Figure content listings:
◇ ◇ ◇ ◇ ◇
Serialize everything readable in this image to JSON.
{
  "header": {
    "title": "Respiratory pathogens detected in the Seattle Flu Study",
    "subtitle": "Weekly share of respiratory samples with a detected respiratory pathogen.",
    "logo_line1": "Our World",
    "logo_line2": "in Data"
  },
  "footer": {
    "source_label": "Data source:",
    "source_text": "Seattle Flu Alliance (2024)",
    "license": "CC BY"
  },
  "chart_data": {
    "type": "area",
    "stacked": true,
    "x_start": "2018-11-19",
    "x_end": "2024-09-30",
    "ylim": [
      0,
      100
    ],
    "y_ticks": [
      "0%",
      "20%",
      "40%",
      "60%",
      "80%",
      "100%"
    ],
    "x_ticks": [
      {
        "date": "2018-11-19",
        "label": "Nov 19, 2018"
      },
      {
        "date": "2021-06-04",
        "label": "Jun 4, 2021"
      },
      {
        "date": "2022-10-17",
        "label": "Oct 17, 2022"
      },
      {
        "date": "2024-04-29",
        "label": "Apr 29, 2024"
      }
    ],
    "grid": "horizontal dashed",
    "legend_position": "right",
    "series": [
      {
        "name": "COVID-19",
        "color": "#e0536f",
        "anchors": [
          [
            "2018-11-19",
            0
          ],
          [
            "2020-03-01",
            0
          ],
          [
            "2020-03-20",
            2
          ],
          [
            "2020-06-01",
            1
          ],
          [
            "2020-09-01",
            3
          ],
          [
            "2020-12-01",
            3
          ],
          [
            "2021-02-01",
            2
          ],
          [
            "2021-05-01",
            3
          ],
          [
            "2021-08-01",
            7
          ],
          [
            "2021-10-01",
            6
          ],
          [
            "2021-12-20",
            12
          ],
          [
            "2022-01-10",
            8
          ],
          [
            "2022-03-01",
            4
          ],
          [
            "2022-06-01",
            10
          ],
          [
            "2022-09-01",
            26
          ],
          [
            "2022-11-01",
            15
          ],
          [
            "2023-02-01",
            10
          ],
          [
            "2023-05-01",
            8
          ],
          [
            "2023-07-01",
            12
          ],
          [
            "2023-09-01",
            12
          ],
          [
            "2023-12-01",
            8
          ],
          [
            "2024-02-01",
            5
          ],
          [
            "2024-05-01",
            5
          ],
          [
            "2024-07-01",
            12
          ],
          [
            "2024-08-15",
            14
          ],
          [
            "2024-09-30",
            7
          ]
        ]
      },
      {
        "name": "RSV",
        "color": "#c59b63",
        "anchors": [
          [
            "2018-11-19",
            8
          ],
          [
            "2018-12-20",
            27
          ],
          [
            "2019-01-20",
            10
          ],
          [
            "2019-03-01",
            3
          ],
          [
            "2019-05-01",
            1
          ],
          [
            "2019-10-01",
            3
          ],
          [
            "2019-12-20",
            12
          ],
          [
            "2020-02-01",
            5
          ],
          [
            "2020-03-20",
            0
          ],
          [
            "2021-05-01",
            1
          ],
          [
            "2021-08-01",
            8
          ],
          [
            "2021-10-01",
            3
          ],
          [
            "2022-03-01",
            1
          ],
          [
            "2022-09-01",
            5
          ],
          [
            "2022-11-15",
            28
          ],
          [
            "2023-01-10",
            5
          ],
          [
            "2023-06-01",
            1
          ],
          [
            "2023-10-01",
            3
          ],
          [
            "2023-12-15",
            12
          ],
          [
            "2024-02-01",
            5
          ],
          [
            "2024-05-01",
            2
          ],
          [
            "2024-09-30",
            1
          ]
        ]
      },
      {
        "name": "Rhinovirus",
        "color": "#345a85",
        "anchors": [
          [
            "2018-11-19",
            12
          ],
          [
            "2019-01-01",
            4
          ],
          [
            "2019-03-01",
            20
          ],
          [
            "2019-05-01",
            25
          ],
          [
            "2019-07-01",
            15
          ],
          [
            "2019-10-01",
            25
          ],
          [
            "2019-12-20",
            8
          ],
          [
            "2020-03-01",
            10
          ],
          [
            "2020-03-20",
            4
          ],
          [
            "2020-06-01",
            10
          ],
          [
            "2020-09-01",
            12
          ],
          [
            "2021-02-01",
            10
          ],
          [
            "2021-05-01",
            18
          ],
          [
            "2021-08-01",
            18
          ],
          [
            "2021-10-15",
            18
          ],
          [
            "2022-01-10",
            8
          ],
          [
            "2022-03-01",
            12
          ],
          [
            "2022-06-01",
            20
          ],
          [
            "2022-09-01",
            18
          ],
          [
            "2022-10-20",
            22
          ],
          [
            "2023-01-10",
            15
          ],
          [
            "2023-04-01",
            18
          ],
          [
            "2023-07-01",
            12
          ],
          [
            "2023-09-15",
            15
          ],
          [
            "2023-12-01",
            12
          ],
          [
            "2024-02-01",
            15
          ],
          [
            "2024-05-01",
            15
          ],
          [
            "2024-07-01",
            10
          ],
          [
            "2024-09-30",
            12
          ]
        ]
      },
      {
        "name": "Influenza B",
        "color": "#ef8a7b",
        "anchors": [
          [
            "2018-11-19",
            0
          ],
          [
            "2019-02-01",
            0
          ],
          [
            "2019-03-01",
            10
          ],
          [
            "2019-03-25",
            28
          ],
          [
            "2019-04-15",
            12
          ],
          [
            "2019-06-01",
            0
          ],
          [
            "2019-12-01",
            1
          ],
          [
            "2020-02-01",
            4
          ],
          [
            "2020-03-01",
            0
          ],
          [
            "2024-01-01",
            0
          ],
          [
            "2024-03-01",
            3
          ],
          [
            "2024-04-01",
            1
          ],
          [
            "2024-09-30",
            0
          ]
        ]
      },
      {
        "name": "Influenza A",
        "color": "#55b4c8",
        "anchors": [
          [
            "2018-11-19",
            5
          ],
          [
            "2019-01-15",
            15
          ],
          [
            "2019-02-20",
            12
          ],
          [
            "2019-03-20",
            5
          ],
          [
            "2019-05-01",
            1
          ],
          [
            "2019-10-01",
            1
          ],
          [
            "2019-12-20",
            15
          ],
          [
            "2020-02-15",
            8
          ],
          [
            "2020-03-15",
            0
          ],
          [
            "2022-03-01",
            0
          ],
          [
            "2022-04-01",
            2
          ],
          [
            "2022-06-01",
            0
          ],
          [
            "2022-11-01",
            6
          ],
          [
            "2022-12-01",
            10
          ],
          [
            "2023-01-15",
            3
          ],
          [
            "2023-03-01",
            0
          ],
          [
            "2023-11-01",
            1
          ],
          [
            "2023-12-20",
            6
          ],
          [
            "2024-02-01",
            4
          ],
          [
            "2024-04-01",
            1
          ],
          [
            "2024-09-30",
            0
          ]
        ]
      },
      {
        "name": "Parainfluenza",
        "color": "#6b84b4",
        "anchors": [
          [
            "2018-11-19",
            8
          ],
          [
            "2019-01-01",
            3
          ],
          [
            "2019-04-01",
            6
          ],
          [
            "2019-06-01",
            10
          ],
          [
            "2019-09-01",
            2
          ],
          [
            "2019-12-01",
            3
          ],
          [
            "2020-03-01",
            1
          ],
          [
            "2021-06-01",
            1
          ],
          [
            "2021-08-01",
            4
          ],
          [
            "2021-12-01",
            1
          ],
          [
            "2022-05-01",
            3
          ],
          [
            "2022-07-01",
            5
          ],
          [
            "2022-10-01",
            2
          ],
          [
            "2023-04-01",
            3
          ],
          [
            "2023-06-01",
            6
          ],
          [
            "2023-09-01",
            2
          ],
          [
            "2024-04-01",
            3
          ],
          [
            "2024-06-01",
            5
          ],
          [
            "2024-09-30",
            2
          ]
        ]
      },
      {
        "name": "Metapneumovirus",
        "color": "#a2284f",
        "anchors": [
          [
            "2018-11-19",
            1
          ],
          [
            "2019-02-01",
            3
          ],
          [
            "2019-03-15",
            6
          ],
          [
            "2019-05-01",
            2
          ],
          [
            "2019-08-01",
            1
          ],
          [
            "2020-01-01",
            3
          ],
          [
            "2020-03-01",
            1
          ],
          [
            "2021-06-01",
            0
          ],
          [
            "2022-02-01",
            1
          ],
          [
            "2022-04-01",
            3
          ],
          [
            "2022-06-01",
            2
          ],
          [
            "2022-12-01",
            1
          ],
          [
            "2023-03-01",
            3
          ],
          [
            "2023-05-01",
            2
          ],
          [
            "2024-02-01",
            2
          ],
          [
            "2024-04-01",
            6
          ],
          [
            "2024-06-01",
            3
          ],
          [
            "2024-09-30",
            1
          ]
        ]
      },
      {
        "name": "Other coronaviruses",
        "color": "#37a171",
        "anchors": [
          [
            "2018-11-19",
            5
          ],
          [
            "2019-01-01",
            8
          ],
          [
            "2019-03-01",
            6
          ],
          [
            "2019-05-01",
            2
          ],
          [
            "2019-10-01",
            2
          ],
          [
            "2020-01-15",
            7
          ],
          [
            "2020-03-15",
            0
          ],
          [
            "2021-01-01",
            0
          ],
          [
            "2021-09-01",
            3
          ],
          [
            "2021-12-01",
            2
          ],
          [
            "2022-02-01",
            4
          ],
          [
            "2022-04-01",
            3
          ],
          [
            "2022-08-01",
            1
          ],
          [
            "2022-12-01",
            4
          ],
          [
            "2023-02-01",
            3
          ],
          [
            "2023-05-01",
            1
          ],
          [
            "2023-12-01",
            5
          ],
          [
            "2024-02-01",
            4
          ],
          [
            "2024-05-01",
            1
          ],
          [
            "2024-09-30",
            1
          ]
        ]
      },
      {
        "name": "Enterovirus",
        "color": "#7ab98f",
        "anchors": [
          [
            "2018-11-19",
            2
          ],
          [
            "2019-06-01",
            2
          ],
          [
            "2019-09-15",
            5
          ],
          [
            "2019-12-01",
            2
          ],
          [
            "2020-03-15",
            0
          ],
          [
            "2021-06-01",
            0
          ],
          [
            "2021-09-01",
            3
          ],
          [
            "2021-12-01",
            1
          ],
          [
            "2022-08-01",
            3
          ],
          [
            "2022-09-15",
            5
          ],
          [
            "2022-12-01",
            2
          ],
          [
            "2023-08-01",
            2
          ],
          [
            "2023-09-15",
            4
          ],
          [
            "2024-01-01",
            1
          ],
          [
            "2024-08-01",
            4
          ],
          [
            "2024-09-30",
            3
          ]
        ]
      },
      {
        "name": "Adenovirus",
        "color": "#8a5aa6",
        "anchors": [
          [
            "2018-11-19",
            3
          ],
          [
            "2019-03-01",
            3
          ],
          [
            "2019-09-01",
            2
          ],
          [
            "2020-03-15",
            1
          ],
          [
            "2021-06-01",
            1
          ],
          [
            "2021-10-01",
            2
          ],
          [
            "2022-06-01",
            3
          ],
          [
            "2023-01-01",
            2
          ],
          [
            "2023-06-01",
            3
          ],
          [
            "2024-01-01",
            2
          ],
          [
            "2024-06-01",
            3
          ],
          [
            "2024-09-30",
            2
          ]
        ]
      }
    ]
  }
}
◇ ◇ ◇ ◇ ◇
:: WORK REQUEST ::
Scan the records above line by line, counting those where the word "Seattle" appears, and give the count alone.

:: EXERCISE OUTPUT ::
2